What is needed: Pick out every line holding the string "name" and copy it.

━━━━━━━━━━━━━━━━━━━━

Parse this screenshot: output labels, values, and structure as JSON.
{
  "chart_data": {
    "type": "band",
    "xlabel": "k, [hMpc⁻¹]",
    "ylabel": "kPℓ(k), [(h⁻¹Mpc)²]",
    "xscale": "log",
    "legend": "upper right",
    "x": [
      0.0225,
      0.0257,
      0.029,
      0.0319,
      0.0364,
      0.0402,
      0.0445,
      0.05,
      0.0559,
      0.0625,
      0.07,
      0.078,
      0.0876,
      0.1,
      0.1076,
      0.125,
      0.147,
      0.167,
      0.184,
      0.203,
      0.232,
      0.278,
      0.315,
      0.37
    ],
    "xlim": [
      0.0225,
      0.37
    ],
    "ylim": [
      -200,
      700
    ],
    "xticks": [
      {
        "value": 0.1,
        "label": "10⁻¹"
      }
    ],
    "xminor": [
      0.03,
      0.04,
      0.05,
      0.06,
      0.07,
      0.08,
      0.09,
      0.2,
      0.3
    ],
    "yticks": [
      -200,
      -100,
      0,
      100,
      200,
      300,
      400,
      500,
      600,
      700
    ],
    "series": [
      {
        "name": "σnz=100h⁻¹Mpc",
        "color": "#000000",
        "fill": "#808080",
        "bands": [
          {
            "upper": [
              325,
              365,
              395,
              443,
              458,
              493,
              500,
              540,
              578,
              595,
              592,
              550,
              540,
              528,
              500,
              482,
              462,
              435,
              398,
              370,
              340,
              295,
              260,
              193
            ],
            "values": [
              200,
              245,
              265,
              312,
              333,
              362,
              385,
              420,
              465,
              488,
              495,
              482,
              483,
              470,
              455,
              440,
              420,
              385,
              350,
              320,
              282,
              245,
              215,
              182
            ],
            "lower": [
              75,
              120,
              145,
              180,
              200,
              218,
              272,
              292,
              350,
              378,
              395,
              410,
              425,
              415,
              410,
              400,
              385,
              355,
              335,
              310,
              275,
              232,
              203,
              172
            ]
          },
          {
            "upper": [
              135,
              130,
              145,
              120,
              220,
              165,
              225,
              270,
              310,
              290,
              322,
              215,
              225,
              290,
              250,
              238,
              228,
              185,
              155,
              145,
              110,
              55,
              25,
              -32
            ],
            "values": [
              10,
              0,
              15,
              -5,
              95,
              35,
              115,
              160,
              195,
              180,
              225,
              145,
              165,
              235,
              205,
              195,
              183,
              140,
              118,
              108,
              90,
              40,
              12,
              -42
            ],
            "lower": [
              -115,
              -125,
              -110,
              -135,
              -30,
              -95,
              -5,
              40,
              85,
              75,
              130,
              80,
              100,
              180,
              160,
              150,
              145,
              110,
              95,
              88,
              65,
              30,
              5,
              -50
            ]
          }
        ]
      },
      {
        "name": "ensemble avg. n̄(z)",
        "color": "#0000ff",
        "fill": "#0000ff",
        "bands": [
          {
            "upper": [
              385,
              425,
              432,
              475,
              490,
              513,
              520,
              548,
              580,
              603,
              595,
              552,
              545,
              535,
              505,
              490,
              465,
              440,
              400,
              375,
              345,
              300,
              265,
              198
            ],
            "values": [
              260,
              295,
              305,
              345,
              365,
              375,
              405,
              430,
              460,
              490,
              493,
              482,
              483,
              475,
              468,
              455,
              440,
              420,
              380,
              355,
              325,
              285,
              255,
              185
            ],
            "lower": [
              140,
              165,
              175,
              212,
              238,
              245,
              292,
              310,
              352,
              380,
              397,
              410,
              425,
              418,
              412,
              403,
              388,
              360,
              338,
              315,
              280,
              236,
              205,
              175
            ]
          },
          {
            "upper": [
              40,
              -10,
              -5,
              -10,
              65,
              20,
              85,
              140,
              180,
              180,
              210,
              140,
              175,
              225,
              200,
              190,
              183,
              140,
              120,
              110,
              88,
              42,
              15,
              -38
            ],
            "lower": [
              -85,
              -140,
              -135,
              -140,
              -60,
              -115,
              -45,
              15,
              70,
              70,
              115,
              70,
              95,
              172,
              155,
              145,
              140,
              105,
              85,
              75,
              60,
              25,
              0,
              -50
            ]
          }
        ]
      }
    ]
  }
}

━━━━━━━━━━━━━━━━━━━━

The response:
        "name": "σnz=100h⁻¹Mpc",
        "name": "ensemble avg. n̄(z)",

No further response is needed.